Gobindram Mitter (also spelt Govindram Mitra, Gobindaram Mitra, Gobinda Ram Mitra, Gobindro Ram Mitro) was one of the earliest Indian officials during the Company rule in India, who earned reputation for his wealth and extravagance.

Early life 
He was born in Chanak village near Barrackpur, now in North 24 Parganas district. When the English bought the three villages of Kalikata, Sutanuti and Gobindapur from the Sabarna Roy Choudhury family in 1698 and established their zemindary (estate) or presidency in Kolkata, they appointed an Indian deputy collector to assist the English collector in the collection of rent. The first Indian deputy collector was Nandaram Sen. After his discharge, the second Indian to step into that position was Gobindram Mitra.

■ TASK REQUIREMENTS
1 - Rewrite everything in the passage on Gobindram Mitter from "Gobindram Mitter (also" down to "wealth and extravagance.", putting "generosity" in place of "extravagance".
2 - Answer these about the passage on Gobindram Mitter:
(a) In what village was he born?
(b) From which family did the English buy Kalikata, Sutanuti and Gobindapur, and in what year?
(c) Who was the first Indian deputy collector?
The material after this point is separate from the passage on Gobindram Mitter.

(Records from a data collection)
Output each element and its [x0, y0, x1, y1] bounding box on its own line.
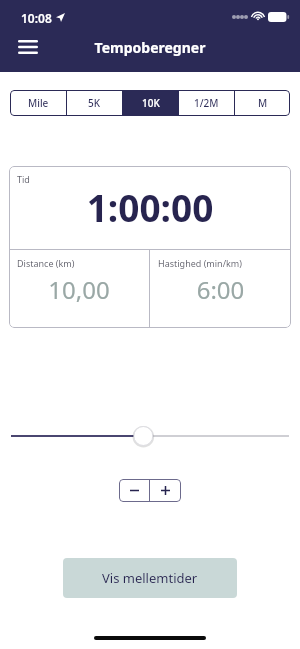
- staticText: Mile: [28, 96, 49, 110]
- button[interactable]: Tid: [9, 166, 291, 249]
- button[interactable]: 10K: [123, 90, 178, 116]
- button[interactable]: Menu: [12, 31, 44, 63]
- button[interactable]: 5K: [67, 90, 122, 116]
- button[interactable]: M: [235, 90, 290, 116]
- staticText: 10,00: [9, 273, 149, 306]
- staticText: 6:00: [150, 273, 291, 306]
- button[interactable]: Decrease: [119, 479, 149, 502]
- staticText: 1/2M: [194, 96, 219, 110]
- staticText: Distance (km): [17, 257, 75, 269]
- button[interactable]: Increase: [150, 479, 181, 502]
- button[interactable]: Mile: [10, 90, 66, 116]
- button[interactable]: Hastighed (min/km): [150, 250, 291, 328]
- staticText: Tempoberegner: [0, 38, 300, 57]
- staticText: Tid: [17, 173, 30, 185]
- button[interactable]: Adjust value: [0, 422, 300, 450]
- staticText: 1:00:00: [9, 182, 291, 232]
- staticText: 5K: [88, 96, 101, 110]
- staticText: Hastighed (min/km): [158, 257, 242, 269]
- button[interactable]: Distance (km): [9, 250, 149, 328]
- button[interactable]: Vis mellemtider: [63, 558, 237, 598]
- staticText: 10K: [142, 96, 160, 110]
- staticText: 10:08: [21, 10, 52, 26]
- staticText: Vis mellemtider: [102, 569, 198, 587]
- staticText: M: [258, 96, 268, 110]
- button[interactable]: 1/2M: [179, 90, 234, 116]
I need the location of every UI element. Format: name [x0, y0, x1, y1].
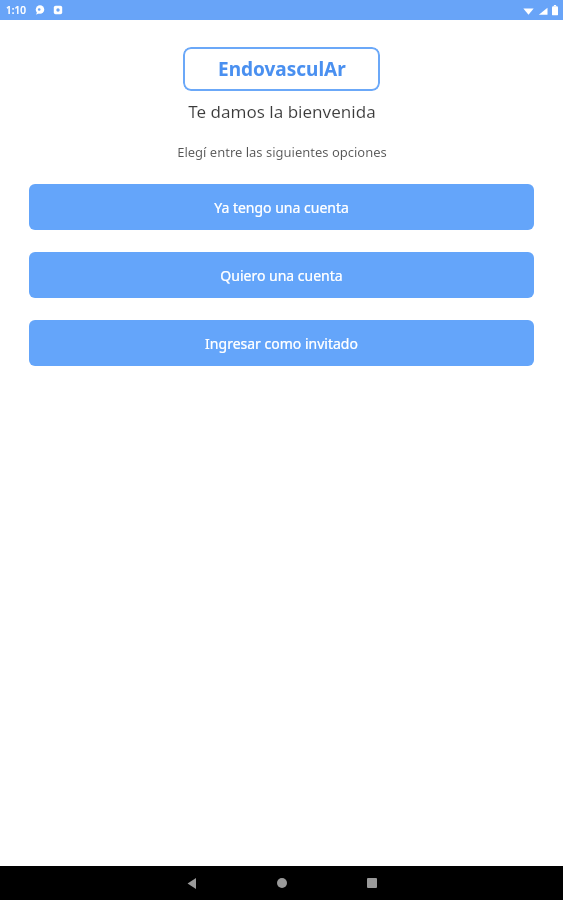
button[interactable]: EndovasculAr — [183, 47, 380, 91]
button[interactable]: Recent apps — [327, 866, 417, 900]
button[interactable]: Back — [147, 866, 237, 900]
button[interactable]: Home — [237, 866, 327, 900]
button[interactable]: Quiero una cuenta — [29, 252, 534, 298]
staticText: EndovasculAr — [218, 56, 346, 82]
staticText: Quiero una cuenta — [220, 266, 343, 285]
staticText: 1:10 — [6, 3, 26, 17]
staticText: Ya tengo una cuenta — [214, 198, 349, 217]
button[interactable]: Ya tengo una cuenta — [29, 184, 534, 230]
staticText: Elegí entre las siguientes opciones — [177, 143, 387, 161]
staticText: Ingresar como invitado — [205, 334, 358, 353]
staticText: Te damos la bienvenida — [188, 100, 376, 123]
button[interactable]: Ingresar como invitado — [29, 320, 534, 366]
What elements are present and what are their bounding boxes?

■ RESULTS FOR THE EXERCISE
1 -
Gobindram Mitter (also spelt Govindram Mitra, Gobindaram Mitra, Gobinda Ram Mitra, Gobindro Ram Mitro) was one of the earliest Indian officials during the Company rule in India, who earned reputation for his wealth and generosity.

2 -
(a) Chanak village, near Barrackpur, now in North 24 Parganas district.
(b) The Sabarna Roy Choudhury family, in 1698.
(c) Nandaram Sen.